= Document section =
══════════════════════════════
This section demonstrates how to perform a synchronous tuning process with the exit criteria based on the number of trials. In the next cell, the `synchronous` parameter is set to `True` and the `exit_criterion` is set to `[NTrials(5)]`. 

In [None]:
tuner.tune(X, y, exit_criterion=[NTrials(5)], synchronous=True)

You can access a summary of the trials by looking at the various attributes of the `tuner` object. The `scoring_name` attribute is a string that defines the name of the scoring metric. The `best_score` attribute gives the best score of all the completed trials. The `best_params` parameter defines the values of the hyperparameters that have to lead to the best score. Hyperparameters that are not in the search criteria are not reported.

In [None]:
print(
    f"So far the best {tuner.scoring_name} score is {tuner.best_score} and the best hyperparameters are {tuner.best_params}"
)

You can also look at the detailed table of all the trials attempted: 

In [None]:
tuner.trials.tail()

<a id='resume'></a>
## Asynchronously Tuning with Exit Criterion Based on Time Budget

`ADSTuner()` tuner can be run in an asynchronous mode by setting `synchronous=False` in the `tune()` method. This allows you to run other Python commands while the tuning process is executing in the background. This section demonstrates how to run an asynchronous search for the optimal hyperparameters. It uses a stopping criteria of five seconds. This is controlled by the parameter `exit_criterion=[TimeBudget(5)]`.

The next cell starts an asynchronous tuning process. A loop is created that prints the best search results that have been detected so far by using the `best_score` attribute. It also displays the remaining time in the time budget by using the `time_remaining` attribute. The attribute `status` is used to exit the loop.

In [None]:
# This cell will return right away since it's running asynchronous.
tuner.tune(exit_criterion=[TimeBudget(5)])
while tuner.status == State.RUNNING:
    print(
        f"So far the best score is {tuner.best_score} and the time left is {tuner.time_remaining}"
    )
    time.sleep(1)

The attribute `best_index` givse you the index in the `trials` data frame where the best model is located.

In [None]:
tuner.trials.loc[tuner.best_index, :]

The attribute `n_trials` reports the number of successfully complete trials that were conducted.

In [None]:
print(f"The total of trials was: {tuner.n_trials}.")
══════════════════════════════
= Records provided =
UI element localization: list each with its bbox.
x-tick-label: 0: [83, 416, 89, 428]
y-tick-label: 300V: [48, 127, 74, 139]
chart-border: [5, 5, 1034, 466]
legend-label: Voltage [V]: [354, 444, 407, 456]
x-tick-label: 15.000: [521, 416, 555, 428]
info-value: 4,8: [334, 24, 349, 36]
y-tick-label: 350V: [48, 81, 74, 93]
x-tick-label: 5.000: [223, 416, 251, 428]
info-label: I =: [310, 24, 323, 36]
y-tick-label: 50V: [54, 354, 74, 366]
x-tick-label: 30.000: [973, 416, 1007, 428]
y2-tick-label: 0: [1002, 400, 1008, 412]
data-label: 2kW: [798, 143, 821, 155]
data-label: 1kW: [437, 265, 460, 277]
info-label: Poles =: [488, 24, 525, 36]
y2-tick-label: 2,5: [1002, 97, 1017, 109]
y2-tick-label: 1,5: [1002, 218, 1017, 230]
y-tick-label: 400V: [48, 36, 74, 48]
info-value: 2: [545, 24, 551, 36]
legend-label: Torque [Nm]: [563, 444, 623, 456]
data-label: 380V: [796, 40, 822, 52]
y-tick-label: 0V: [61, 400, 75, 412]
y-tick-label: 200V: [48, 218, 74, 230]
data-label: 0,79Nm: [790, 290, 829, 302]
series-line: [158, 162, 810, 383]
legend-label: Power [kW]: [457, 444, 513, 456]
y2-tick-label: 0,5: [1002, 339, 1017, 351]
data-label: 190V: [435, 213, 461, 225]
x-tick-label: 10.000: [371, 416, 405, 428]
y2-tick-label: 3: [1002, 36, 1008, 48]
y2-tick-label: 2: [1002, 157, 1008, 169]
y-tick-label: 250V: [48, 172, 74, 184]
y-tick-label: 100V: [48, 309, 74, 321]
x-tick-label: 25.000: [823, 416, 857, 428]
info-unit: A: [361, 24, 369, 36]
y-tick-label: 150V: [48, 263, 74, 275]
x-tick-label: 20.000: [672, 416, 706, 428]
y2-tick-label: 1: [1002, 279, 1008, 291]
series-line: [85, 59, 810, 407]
══════════════════════════════
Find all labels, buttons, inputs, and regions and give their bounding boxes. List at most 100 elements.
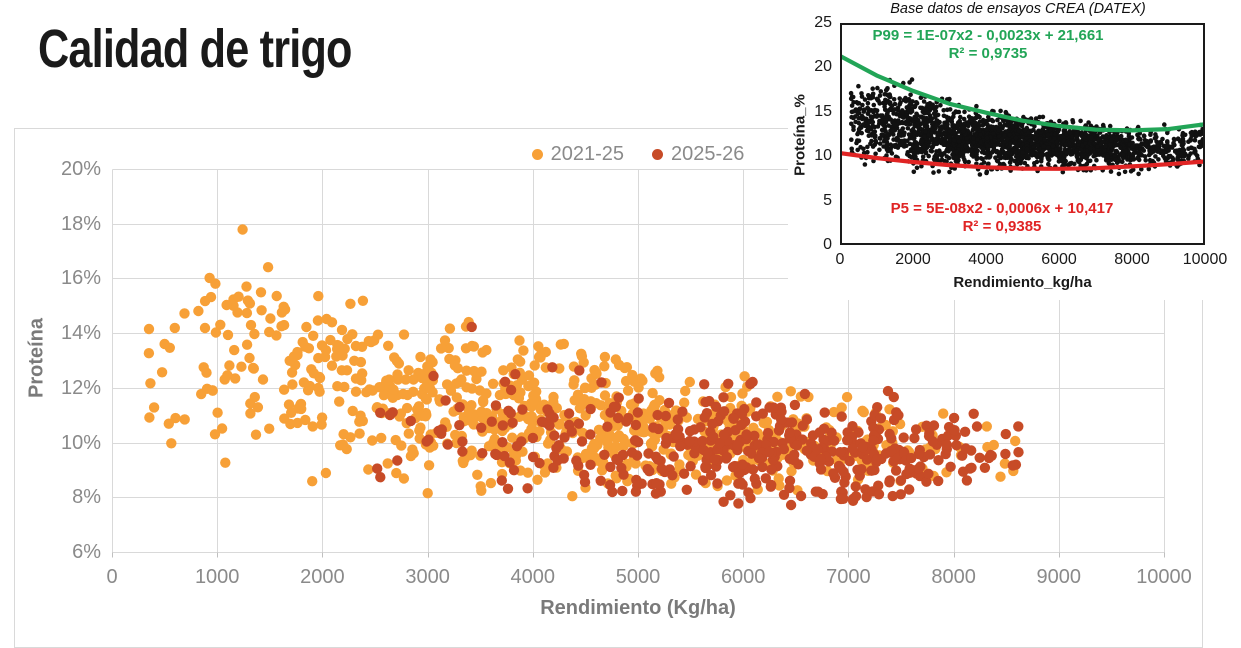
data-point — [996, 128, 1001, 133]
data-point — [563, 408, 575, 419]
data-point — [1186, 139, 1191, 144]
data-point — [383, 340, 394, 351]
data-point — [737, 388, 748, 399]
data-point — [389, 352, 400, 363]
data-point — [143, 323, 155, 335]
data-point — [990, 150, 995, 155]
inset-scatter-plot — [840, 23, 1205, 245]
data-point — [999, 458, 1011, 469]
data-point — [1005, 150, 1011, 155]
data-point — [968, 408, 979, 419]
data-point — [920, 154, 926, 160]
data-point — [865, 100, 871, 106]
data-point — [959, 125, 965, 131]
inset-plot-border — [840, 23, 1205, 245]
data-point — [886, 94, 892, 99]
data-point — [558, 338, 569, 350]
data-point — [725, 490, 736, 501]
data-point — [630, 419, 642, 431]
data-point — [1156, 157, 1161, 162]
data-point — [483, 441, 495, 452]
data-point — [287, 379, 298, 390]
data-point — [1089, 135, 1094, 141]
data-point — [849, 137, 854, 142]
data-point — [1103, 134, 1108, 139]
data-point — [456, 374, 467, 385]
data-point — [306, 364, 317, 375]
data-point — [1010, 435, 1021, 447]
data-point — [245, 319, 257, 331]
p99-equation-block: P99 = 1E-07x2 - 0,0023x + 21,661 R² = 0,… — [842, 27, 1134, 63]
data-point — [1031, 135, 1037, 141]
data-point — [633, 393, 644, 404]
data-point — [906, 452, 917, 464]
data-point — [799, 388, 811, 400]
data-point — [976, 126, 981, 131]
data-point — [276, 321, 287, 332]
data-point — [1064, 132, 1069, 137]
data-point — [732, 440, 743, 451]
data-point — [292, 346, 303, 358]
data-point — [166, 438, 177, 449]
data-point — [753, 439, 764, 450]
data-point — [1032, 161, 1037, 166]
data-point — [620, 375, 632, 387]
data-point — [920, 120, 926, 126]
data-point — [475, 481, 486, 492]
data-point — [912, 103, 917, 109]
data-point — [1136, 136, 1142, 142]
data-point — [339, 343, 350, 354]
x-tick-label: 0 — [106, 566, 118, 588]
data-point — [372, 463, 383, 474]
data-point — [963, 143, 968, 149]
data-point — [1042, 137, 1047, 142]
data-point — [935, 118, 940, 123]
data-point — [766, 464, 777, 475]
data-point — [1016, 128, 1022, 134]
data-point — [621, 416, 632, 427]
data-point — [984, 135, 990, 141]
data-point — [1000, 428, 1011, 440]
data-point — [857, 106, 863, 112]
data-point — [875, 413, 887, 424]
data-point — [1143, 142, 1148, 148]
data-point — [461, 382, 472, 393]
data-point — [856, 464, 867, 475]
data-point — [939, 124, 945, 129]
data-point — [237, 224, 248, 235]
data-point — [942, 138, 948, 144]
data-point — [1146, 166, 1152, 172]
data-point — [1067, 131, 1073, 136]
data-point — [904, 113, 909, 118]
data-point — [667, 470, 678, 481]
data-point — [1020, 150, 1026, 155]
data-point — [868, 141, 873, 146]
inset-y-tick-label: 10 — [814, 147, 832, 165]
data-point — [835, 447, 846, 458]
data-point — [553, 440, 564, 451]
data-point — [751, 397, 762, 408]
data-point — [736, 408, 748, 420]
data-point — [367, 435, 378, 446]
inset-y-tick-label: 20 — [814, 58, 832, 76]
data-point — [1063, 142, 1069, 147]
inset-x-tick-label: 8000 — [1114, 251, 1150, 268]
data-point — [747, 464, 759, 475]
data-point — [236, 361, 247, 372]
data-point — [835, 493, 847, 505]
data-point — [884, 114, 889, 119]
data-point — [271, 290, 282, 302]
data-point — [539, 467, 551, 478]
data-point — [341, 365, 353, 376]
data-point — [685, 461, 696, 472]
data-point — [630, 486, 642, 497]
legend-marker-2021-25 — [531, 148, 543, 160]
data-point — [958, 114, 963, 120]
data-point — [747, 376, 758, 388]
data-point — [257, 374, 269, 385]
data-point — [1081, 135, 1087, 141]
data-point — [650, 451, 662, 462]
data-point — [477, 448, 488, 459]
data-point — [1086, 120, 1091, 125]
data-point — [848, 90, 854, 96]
══════════════════════════════
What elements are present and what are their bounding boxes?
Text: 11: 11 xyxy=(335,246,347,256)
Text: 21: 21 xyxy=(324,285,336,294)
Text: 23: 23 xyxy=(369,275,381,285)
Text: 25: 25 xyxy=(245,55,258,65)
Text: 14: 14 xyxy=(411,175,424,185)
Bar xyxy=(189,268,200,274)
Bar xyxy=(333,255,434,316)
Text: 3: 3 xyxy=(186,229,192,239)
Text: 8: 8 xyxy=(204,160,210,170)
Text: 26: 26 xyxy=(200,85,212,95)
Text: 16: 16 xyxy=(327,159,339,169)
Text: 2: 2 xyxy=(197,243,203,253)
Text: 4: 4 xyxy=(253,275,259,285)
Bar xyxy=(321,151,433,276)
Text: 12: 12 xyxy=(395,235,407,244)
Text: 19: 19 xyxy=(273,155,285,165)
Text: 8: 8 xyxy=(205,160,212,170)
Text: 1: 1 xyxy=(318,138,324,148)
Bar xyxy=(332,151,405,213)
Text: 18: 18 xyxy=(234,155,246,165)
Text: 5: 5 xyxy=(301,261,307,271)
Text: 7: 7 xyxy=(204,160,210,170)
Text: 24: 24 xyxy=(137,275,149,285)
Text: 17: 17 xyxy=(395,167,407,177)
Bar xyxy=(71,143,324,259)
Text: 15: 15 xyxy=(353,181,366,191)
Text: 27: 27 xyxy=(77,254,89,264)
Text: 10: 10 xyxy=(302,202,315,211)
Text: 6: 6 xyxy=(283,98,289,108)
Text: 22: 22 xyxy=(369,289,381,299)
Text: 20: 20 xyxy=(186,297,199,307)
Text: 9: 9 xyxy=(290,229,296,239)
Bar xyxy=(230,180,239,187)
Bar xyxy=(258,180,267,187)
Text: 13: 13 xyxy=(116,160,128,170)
══════════════════════════════
= Exercise 1 =
In the hyperparameter tuning text, what stopping criterion does the asynchronous search use?
= Exercise 2 =
Continue the hyperparameter tuning text from its last line.

= Final answer 1 =
A time budget of five seconds, set with `exit_criterion=[TimeBudget(5)]`.

= Final answer 2 =
<a id='inspect'></a>
## Inspecting the Tuning Trials

You can inspect the tuning trials performance using several built in plots.

**Note**: If the tuning process is still running in the background, the plot runs in real time to update the new changes until the tuning process completes.

In [None]:
# tuner.tune(exit_criterion=[NTrials(5)], loglevel=logging.WARNING) # uncomment this line to see the real-time plot.
tuner.plot_best_scores()

In [None]:
tuner.plot_intermediate_scores()

In [None]:
tuner.plot_contour_scores(params=["penalty", "alpha"])

In [None]:
tuner.plot_parallel_coordinate_scores(params=["penalty", "alpha"])

In [None]:
tuner.plot_edf_scores()

In [None]:
tuner.plot_param_importance()

<a id='custom'></a>
# Defining a Custom Search Space and Score

Instead of using a `perfunctory` or `detailed` strategy, define a custom search space strategy. 

The next cell, creates a `LogisticRegression()` model instance then defines a custom search space strategy for the three `LogisticRegression()` hyperparameters, `C`, `solver`, and `max_iter` parameters. 

You can define a custom `scoring` parameter, see <a id='pipeline'>Optimizing a scikit-learn `Pipeline()`</a> though this example uses the standard weighted average $F_1$, `f1_score`.

In [None]:
tuner = ADSTuner(
    LogisticRegression(),
    strategy={
        "C": LogUniformDistribution(low=1e-05, high=1),
        "solver": CategoricalDistribution(["saga"]),
        "max_iter": IntUniformDistribution(500, 2000, 50),
    },
    scoring=make_scorer(f1_score, average="weighted"),
    cv=3,
)
tuner.tune(
    X, y, exit_criterion=[NTrials(5)], synchronous=True, loglevel=logging.WARNING
)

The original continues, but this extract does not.